**What you have to do**:
Copy every line that mentions the word "structured".

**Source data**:
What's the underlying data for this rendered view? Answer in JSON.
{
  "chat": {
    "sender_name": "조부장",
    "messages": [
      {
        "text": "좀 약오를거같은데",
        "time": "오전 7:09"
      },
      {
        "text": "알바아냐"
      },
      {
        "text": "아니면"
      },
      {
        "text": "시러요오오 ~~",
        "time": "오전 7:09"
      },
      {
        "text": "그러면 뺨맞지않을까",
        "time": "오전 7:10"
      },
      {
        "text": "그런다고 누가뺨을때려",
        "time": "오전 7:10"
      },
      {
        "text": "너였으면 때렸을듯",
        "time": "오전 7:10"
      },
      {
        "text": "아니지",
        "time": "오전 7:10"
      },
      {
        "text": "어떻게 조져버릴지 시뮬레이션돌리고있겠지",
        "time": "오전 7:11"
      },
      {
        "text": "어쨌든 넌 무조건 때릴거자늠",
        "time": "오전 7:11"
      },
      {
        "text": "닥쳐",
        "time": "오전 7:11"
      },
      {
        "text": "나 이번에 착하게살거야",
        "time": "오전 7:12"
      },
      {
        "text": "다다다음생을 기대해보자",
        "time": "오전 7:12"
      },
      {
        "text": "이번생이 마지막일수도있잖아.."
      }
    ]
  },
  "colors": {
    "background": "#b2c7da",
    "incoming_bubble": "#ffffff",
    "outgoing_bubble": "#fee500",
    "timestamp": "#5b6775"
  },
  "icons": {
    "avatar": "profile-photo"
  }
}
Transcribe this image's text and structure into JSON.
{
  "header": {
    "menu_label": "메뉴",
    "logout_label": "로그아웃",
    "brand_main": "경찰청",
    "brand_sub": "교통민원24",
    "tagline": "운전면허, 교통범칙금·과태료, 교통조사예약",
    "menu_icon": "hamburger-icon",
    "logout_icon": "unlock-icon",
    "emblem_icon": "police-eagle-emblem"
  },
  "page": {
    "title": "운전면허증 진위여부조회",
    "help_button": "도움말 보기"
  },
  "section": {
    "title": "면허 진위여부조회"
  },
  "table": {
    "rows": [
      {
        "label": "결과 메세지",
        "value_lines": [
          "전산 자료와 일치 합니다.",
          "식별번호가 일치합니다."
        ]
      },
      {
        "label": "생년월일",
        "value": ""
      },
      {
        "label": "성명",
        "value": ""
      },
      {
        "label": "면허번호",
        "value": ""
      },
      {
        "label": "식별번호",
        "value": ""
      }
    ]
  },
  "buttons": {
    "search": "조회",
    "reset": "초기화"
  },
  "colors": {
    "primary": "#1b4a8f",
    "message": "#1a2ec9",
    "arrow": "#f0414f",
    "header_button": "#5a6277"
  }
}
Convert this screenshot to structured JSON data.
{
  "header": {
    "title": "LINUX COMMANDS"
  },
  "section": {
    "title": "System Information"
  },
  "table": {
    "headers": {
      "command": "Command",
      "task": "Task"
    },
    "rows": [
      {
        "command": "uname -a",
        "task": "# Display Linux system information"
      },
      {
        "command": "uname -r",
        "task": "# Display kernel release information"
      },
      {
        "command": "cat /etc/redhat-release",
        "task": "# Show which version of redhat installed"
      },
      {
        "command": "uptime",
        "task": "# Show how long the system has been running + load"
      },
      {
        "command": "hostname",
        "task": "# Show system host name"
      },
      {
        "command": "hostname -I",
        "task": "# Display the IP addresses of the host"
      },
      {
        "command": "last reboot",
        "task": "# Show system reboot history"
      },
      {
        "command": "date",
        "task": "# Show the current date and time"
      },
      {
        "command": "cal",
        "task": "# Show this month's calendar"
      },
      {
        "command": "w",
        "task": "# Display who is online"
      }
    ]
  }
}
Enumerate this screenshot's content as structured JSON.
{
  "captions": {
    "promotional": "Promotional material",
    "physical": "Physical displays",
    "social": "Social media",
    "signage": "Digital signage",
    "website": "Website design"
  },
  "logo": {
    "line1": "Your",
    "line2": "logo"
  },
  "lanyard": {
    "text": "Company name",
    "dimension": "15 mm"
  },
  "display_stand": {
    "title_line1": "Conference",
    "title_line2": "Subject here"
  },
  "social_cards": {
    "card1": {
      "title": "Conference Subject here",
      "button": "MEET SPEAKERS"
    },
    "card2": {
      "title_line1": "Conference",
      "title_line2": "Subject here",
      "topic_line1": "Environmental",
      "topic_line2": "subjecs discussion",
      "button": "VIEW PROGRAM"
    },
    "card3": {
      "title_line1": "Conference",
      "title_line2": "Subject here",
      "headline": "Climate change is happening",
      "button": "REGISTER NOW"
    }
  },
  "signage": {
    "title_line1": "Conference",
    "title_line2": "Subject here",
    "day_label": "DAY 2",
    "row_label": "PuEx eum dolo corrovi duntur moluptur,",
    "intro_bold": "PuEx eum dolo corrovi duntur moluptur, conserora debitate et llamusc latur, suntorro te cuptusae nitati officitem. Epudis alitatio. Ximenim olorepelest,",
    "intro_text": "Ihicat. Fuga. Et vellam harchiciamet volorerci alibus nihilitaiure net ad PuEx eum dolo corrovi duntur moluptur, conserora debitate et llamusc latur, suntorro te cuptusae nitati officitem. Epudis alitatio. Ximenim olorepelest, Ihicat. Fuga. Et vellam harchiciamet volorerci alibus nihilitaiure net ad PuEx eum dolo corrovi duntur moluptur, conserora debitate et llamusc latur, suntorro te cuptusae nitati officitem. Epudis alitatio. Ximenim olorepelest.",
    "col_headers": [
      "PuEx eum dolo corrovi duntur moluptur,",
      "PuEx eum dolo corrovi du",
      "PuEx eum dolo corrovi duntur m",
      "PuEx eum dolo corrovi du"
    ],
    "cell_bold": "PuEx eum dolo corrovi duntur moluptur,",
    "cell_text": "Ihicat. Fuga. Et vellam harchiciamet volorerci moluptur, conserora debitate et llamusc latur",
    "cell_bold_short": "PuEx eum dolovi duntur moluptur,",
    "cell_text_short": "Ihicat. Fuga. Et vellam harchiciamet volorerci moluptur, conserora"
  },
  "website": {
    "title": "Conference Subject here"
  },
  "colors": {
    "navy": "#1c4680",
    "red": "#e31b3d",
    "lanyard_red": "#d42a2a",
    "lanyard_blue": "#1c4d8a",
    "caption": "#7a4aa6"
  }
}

**Correct result**:
Convert this screenshot to structured JSON data.
Enumerate this screenshot's content as structured JSON.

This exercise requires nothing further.